PROBLEM TO SOLVE
Copy the stretch from "Patent image size: (969, 1422)." through "The internal recess 105 is at (255, 838).", substituting "coupling mechanism" for "connecting mechanism" and leaving everything else unchanged.

___

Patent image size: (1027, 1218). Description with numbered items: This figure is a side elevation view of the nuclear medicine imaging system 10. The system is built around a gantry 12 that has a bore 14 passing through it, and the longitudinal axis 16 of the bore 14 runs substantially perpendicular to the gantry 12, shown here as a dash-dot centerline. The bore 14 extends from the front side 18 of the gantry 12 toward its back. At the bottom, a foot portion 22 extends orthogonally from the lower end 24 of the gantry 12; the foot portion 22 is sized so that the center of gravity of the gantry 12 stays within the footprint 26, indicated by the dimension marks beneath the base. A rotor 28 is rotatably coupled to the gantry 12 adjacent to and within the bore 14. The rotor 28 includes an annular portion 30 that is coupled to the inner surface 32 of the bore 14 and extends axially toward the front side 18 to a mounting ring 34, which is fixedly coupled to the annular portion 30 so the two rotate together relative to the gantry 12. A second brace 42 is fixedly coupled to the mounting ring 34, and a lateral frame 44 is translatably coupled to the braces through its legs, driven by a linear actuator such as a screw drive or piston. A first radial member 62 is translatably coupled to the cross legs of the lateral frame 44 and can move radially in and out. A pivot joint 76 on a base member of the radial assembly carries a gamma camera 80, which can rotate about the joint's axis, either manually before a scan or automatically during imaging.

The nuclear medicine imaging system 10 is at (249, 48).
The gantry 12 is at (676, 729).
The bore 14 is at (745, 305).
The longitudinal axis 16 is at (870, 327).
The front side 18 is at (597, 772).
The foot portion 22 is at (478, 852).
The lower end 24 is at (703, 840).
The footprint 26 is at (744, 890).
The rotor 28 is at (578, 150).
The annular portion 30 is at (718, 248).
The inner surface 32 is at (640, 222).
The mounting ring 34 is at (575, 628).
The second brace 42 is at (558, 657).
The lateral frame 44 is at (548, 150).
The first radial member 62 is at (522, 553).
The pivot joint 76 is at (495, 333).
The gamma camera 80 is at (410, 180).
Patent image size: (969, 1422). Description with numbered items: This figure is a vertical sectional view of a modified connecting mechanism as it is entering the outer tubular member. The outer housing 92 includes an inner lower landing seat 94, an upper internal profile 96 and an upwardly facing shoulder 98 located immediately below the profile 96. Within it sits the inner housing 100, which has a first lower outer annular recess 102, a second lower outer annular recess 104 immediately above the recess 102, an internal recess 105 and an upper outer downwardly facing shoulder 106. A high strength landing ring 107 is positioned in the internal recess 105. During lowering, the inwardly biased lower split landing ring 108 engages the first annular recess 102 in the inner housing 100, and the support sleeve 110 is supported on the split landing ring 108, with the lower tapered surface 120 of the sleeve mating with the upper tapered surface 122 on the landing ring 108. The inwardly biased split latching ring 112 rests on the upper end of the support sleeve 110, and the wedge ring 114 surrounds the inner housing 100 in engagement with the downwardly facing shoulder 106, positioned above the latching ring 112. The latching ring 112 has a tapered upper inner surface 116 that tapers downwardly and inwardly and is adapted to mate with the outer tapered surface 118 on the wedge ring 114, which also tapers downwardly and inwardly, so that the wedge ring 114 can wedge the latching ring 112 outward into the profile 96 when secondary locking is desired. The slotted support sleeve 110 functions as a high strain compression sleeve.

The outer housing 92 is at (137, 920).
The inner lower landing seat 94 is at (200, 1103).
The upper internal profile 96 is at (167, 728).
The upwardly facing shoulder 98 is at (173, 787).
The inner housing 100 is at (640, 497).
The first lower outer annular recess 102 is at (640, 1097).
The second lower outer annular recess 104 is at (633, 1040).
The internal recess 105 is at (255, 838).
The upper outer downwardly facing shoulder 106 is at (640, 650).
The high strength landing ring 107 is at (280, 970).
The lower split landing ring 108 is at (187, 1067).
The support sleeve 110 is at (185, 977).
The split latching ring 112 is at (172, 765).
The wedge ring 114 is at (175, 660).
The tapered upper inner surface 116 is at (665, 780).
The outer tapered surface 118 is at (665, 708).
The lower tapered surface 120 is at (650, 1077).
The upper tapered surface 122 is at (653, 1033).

___

THE RESULT
Patent image size: (969, 1422). Description with numbered items: This figure is a vertical sectional view of a modified coupling mechanism as it is entering the outer tubular member. The outer housing 92 includes an inner lower landing seat 94, an upper internal profile 96 and an upwardly facing shoulder 98 located immediately below the profile 96. Within it sits the inner housing 100, which has a first lower outer annular recess 102, a second lower outer annular recess 104 immediately above the recess 102, an internal recess 105 and an upper outer downwardly facing shoulder 106. A high strength landing ring 107 is positioned in the internal recess 105. During lowering, the inwardly biased lower split landing ring 108 engages the first annular recess 102 in the inner housing 100, and the support sleeve 110 is supported on the split landing ring 108, with the lower tapered surface 120 of the sleeve mating with the upper tapered surface 122 on the landing ring 108. The inwardly biased split latching ring 112 rests on the upper end of the support sleeve 110, and the wedge ring 114 surrounds the inner housing 100 in engagement with the downwardly facing shoulder 106, positioned above the latching ring 112. The latching ring 112 has a tapered upper inner surface 116 that tapers downwardly and inwardly and is adapted to mate with the outer tapered surface 118 on the wedge ring 114, which also tapers downwardly and inwardly, so that the wedge ring 114 can wedge the latching ring 112 outward into the profile 96 when secondary locking is desired. The slotted support sleeve 110 functions as a high strain compression sleeve.

The outer housing 92 is at (137, 920).
The inner lower landing seat 94 is at (200, 1103).
The upper internal profile 96 is at (167, 728).
The upwardly facing shoulder 98 is at (173, 787).
The inner housing 100 is at (640, 497).
The first lower outer annular recess 102 is at (640, 1097).
The second lower outer annular recess 104 is at (633, 1040).
The internal recess 105 is at (255, 838).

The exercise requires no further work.